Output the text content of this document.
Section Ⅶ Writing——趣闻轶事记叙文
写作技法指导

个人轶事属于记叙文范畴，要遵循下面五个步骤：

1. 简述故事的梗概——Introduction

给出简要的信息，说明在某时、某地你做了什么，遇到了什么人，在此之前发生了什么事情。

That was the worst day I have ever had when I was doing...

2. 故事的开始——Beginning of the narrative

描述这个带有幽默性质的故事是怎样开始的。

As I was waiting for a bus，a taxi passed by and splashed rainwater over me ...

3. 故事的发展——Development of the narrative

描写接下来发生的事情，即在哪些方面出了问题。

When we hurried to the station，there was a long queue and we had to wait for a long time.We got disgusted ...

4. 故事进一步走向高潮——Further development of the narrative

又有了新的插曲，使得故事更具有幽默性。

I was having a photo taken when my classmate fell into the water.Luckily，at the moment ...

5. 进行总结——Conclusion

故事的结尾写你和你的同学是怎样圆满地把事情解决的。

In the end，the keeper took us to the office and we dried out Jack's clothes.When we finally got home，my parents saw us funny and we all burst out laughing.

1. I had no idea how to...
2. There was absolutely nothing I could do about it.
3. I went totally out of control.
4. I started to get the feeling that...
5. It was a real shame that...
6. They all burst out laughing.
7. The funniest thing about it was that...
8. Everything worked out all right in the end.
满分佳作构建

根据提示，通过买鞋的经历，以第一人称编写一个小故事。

*DIRECTION*.
Display every line of the listing that contains the string "burst".

*EXERCISE RESPONSE*.
In the end，the keeper took us to the office and we dried out Jack's clothes.When we finally got home，my parents saw us funny and we all burst out laughing.
6. They all burst out laughing.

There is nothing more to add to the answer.